■ **Stated goal**
Please copy out every line of the material below word for word, leaving out the pictures.

BEGIN Materials provided

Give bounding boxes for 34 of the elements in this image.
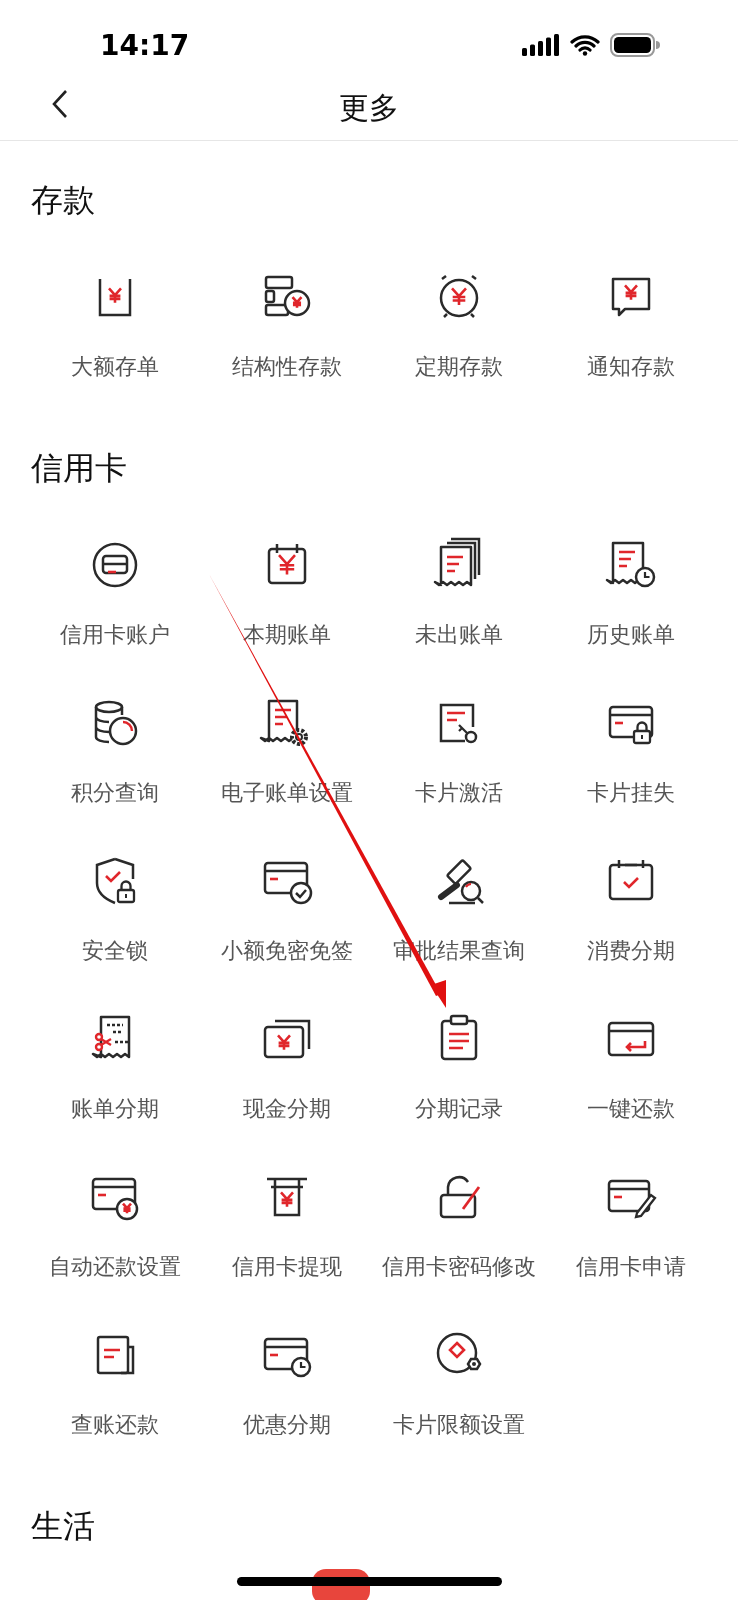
menu-item[interactable]: 积分查询	[29, 693, 201, 851]
menu-item[interactable]: 通知存款	[545, 267, 717, 425]
section-title: 信用卡	[31, 448, 127, 488]
page-title: 更多	[339, 90, 399, 126]
wifi-icon	[570, 34, 600, 56]
menu-item[interactable]: 卡片限额设置	[373, 1325, 545, 1483]
menu-item[interactable]: 结构性存款	[201, 267, 373, 425]
section-title: 生活	[31, 1506, 95, 1546]
menu-item[interactable]: 账单分期	[29, 1009, 201, 1167]
menu-item[interactable]: 大额存单	[29, 267, 201, 425]
menu-item[interactable]: 信用卡密码修改	[373, 1167, 545, 1325]
menu-item[interactable]: 查账还款	[29, 1325, 201, 1483]
menu-item[interactable]: 未出账单	[373, 535, 545, 693]
menu-item[interactable]: 信用卡提现	[201, 1167, 373, 1325]
menu-item[interactable]: 本期账单	[201, 535, 373, 693]
battery-icon	[610, 33, 660, 57]
menu-item[interactable]: 自动还款设置	[29, 1167, 201, 1325]
menu-item[interactable]: 卡片挂失	[545, 693, 717, 851]
menu-item[interactable]: 分期记录	[373, 1009, 545, 1167]
menu-item[interactable]: 消费分期	[545, 851, 717, 1009]
menu-item[interactable]: 安全锁	[29, 851, 201, 1009]
menu-item[interactable]: 优惠分期	[201, 1325, 373, 1483]
menu-item[interactable]: 信用卡申请	[545, 1167, 717, 1325]
menu-item[interactable]: 现金分期	[201, 1009, 373, 1167]
chevron-left-icon	[50, 88, 70, 120]
signal-icon	[522, 34, 560, 56]
menu-item[interactable]: 定期存款	[373, 267, 545, 425]
menu-item[interactable]: 一键还款	[545, 1009, 717, 1167]
menu-item[interactable]: 信用卡账户	[29, 535, 201, 693]
section-title: 存款	[31, 180, 95, 220]
status-time: 14:17	[100, 28, 190, 62]
menu-item[interactable]: 卡片激活	[373, 693, 545, 851]
menu-item[interactable]: 历史账单	[545, 535, 717, 693]
menu-item[interactable]: 小额免密免签	[201, 851, 373, 1009]
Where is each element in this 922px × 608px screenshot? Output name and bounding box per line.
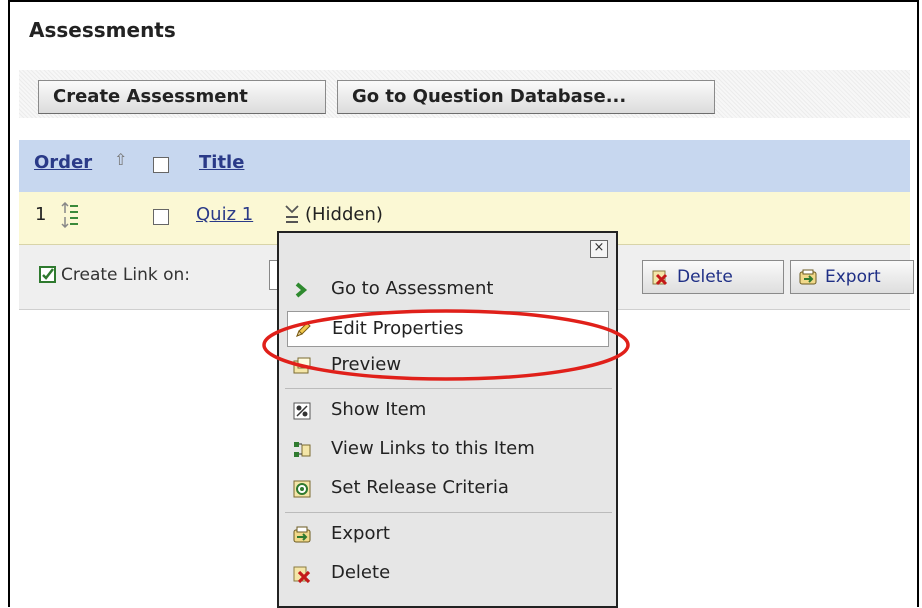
export-button-label: Export [825, 267, 881, 287]
export-button[interactable]: Export [790, 260, 914, 294]
create-link-label: Create Link on: [61, 265, 191, 285]
select-all-checkbox[interactable] [153, 157, 169, 173]
menu-separator [285, 388, 612, 389]
toolbar: Create Assessment Go to Question Databas… [19, 70, 910, 118]
delete-icon [293, 566, 311, 584]
question-database-button[interactable]: Go to Question Database... [337, 80, 715, 114]
menu-item-view-links[interactable]: View Links to this Item [279, 432, 616, 468]
preview-icon [293, 357, 311, 374]
close-icon[interactable]: × [590, 240, 608, 258]
links-icon [294, 442, 311, 457]
row-checkbox[interactable] [153, 209, 169, 225]
menu-item-export[interactable]: Export [279, 517, 616, 553]
menu-item-set-release-criteria[interactable]: Set Release Criteria [279, 471, 616, 507]
delete-button[interactable]: Delete [642, 260, 784, 294]
title-column-header[interactable]: Title [199, 152, 244, 173]
menu-separator [285, 512, 612, 513]
delete-icon [652, 270, 668, 286]
context-menu: × Go to Assessment Edit Properties Previ… [277, 231, 618, 608]
create-link-icon [39, 266, 56, 283]
delete-button-label: Delete [677, 267, 733, 287]
order-column-header[interactable]: Order [34, 152, 92, 173]
sort-up-icon[interactable]: ⇧ [114, 150, 127, 169]
show-item-icon [293, 402, 311, 420]
release-criteria-icon [293, 480, 311, 498]
page-title: Assessments [29, 18, 176, 42]
reorder-icon[interactable] [59, 202, 79, 228]
create-assessment-button[interactable]: Create Assessment [38, 80, 326, 114]
quiz-title-link[interactable]: Quiz 1 [196, 204, 253, 225]
export-icon [799, 269, 817, 285]
menu-item-delete[interactable]: Delete [279, 556, 616, 592]
menu-item-preview[interactable]: Preview [279, 348, 616, 384]
green-arrow-icon [295, 282, 308, 298]
menu-item-go-to-assessment[interactable]: Go to Assessment [279, 272, 616, 308]
menu-item-edit-properties[interactable]: Edit Properties [287, 311, 609, 347]
row-order-number: 1 [35, 204, 47, 225]
status-label: (Hidden) [305, 204, 383, 225]
table-header: Order ⇧ Title [19, 140, 910, 193]
context-menu-icon[interactable] [284, 204, 300, 224]
pencil-icon [296, 322, 311, 337]
menu-item-show-item[interactable]: Show Item [279, 393, 616, 429]
export-icon [293, 526, 311, 543]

END Materials provided

■ **Correct output**
Give bounding boxes for 34 of the elements in this image.
menu-item[interactable]: 积分查询	[29, 693, 201, 851]
menu-item[interactable]: 通知存款	[545, 267, 717, 425]
section-title: 信用卡	[31, 448, 127, 488]
page-title: 更多	[339, 90, 399, 126]
wifi-icon	[570, 34, 600, 56]
menu-item[interactable]: 卡片限额设置	[373, 1325, 545, 1483]
menu-item[interactable]: 结构性存款	[201, 267, 373, 425]
section-title: 生活	[31, 1506, 95, 1546]
menu-item[interactable]: 账单分期	[29, 1009, 201, 1167]
menu-item[interactable]: 大额存单	[29, 267, 201, 425]
menu-item[interactable]: 信用卡密码修改	[373, 1167, 545, 1325]
menu-item[interactable]: 查账还款	[29, 1325, 201, 1483]
menu-item[interactable]: 未出账单	[373, 535, 545, 693]
menu-item[interactable]: 信用卡提现	[201, 1167, 373, 1325]
menu-item[interactable]: 本期账单	[201, 535, 373, 693]
battery-icon	[610, 33, 660, 57]
menu-item[interactable]: 自动还款设置	[29, 1167, 201, 1325]
menu-item[interactable]: 卡片挂失	[545, 693, 717, 851]
menu-item[interactable]: 分期记录	[373, 1009, 545, 1167]
menu-item[interactable]: 消费分期	[545, 851, 717, 1009]
menu-item[interactable]: 安全锁	[29, 851, 201, 1009]
menu-item[interactable]: 优惠分期	[201, 1325, 373, 1483]
menu-item[interactable]: 信用卡申请	[545, 1167, 717, 1325]
menu-item[interactable]: 现金分期	[201, 1009, 373, 1167]
chevron-left-icon	[50, 88, 70, 120]
signal-icon	[522, 34, 560, 56]
menu-item[interactable]: 定期存款	[373, 267, 545, 425]
menu-item[interactable]: 一键还款	[545, 1009, 717, 1167]
menu-item[interactable]: 信用卡账户	[29, 535, 201, 693]
section-title: 存款	[31, 180, 95, 220]
status-time: 14:17	[100, 28, 190, 62]
menu-item[interactable]: 卡片激活	[373, 693, 545, 851]
menu-item[interactable]: 历史账单	[545, 535, 717, 693]
menu-item[interactable]: 小额免密免签	[201, 851, 373, 1009]
Where is each element in this 922px × 608px screenshot? Output name and bounding box per line.
export-button-label: Export [825, 267, 881, 287]
export-button[interactable]: Export [790, 260, 914, 294]
create-link-label: Create Link on: [61, 265, 191, 285]
select-all-checkbox[interactable] [153, 157, 169, 173]
menu-separator [285, 388, 612, 389]
toolbar: Create Assessment Go to Question Databas… [19, 70, 910, 118]
delete-icon [293, 566, 311, 584]
question-database-button[interactable]: Go to Question Database... [337, 80, 715, 114]
menu-item-view-links[interactable]: View Links to this Item [279, 432, 616, 468]
preview-icon [293, 357, 311, 374]
close-icon[interactable]: × [590, 240, 608, 258]
links-icon [294, 442, 311, 457]
row-checkbox[interactable] [153, 209, 169, 225]
menu-item-export[interactable]: Export [279, 517, 616, 553]
menu-item-set-release-criteria[interactable]: Set Release Criteria [279, 471, 616, 507]
delete-button[interactable]: Delete [642, 260, 784, 294]
title-column-header[interactable]: Title [199, 152, 244, 173]
menu-separator [285, 512, 612, 513]
delete-icon [652, 270, 668, 286]
context-menu: × Go to Assessment Edit Properties Previ… [277, 231, 618, 608]
create-link-icon [39, 266, 56, 283]
delete-button-label: Delete [677, 267, 733, 287]
order-column-header[interactable]: Order [34, 152, 92, 173]
sort-up-icon[interactable]: ⇧ [114, 150, 127, 169]
show-item-icon [293, 402, 311, 420]
release-criteria-icon [293, 480, 311, 498]
page-title: Assessments [29, 18, 176, 42]
reorder-icon[interactable] [59, 202, 79, 228]
create-assessment-button[interactable]: Create Assessment [38, 80, 326, 114]
quiz-title-link[interactable]: Quiz 1 [196, 204, 253, 225]
export-icon [799, 269, 817, 285]
menu-item-delete[interactable]: Delete [279, 556, 616, 592]
menu-item-preview[interactable]: Preview [279, 348, 616, 384]
green-arrow-icon [295, 282, 308, 298]
menu-item-go-to-assessment[interactable]: Go to Assessment [279, 272, 616, 308]
menu-item-edit-properties[interactable]: Edit Properties [287, 311, 609, 347]
row-order-number: 1 [35, 204, 47, 225]
status-label: (Hidden) [305, 204, 383, 225]
table-header: Order ⇧ Title [19, 140, 910, 193]
context-menu-icon[interactable] [284, 204, 300, 224]
pencil-icon [296, 322, 311, 337]
menu-item-show-item[interactable]: Show Item [279, 393, 616, 429]
export-icon [293, 526, 311, 543]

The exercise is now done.